Input data →
###
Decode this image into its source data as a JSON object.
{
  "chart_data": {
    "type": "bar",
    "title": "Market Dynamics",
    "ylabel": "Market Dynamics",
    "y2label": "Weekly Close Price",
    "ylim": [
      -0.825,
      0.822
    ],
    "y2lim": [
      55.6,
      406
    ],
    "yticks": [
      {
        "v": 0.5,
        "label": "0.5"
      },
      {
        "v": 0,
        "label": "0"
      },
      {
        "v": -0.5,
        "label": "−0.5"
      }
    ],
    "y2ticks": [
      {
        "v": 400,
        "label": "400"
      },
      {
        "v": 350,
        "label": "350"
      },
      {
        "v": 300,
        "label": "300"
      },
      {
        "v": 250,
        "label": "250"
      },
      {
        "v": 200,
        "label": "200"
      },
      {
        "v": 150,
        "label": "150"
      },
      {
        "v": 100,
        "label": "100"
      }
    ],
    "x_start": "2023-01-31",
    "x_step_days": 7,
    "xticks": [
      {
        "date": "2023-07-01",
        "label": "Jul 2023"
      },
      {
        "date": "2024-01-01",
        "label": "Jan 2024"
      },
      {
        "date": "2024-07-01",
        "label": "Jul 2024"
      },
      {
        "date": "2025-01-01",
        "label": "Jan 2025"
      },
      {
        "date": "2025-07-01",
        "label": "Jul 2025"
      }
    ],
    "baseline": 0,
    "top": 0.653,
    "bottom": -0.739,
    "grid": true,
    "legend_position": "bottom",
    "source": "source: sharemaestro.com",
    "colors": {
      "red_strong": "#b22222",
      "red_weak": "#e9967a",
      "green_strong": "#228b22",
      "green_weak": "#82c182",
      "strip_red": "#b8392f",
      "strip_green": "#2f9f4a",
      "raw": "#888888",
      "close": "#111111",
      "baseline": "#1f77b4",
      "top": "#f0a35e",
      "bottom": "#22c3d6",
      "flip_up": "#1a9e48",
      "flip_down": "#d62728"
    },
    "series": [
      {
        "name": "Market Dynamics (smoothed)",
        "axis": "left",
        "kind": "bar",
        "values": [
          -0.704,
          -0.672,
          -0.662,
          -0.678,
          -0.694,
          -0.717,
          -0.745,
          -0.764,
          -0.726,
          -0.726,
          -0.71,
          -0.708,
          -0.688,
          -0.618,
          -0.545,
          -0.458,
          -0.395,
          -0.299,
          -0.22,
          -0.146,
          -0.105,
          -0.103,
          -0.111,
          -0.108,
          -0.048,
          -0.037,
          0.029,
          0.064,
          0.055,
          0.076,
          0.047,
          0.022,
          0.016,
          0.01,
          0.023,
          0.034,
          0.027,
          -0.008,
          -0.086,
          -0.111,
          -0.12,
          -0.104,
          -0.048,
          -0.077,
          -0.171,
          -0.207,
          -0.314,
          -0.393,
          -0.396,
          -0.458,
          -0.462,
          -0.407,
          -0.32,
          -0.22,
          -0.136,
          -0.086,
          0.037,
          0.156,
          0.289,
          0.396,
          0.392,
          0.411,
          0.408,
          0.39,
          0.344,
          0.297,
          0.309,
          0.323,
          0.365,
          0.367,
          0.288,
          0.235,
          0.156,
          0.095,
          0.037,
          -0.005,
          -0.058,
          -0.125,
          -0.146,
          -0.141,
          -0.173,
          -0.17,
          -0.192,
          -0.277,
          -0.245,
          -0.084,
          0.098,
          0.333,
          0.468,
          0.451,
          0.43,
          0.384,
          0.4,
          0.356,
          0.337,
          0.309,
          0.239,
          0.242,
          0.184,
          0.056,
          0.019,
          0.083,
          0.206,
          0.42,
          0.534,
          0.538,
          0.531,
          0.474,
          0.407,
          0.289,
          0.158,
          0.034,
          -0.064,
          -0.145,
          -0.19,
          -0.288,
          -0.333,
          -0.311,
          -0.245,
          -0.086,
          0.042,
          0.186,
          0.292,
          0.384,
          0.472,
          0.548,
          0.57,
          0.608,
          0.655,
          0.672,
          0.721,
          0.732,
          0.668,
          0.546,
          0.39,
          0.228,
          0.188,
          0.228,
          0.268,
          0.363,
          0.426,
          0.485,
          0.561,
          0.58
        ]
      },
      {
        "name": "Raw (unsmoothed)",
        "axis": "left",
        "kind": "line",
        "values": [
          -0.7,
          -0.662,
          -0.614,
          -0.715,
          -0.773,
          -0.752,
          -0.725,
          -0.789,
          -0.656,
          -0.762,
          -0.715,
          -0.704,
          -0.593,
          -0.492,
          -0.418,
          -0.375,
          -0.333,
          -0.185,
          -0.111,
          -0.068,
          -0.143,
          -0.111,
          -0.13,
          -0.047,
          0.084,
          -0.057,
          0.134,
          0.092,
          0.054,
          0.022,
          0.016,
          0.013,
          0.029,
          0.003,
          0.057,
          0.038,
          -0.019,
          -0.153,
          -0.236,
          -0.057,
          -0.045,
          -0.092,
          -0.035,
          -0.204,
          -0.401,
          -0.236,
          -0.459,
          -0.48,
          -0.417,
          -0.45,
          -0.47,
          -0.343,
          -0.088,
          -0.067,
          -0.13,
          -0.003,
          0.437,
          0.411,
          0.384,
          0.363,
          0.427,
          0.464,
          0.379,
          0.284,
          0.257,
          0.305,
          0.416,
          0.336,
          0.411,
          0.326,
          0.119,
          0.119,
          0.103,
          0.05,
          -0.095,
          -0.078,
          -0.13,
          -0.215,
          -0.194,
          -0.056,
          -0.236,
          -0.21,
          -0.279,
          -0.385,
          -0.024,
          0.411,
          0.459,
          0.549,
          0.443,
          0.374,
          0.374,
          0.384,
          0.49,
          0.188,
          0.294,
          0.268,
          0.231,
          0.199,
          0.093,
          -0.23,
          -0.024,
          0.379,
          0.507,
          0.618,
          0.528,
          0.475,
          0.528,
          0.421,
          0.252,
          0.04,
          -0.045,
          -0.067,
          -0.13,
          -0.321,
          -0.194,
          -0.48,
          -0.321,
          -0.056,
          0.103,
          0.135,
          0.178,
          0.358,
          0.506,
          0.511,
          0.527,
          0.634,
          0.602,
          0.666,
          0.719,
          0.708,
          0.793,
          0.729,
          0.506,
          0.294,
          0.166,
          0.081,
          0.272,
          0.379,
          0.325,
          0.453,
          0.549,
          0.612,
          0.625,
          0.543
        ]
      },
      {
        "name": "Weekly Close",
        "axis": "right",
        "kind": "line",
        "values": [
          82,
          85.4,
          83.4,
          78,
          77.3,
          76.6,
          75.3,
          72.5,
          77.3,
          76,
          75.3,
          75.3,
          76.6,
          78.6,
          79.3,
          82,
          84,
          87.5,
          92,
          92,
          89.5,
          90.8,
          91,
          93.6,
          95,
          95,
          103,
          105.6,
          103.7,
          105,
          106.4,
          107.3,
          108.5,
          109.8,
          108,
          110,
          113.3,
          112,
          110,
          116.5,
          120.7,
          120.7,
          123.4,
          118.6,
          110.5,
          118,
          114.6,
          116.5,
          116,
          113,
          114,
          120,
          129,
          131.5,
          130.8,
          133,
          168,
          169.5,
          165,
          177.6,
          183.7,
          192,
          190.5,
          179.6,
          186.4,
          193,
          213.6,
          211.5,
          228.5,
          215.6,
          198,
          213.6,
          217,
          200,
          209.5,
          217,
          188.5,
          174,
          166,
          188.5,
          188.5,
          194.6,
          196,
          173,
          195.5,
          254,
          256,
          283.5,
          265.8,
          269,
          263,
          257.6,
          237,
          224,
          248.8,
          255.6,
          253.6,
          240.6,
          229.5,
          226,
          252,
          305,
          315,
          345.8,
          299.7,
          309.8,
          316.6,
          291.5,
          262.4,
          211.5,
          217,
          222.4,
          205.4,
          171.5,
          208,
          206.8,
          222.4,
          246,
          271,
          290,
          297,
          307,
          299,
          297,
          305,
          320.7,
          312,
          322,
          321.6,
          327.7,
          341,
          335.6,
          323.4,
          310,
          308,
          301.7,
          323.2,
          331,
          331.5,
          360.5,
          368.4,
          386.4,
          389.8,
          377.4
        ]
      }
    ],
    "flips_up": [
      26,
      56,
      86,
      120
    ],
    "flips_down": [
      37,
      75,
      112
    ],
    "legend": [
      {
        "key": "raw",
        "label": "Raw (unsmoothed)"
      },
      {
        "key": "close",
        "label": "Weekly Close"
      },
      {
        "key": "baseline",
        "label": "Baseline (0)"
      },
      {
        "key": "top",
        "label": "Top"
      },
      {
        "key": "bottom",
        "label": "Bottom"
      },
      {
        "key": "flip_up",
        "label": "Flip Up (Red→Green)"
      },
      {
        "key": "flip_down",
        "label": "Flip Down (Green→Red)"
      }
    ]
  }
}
###
Exercise brief → Of the lines in the material, how many include "Dynamics"? Respond with the number alone.

Exercise output → 3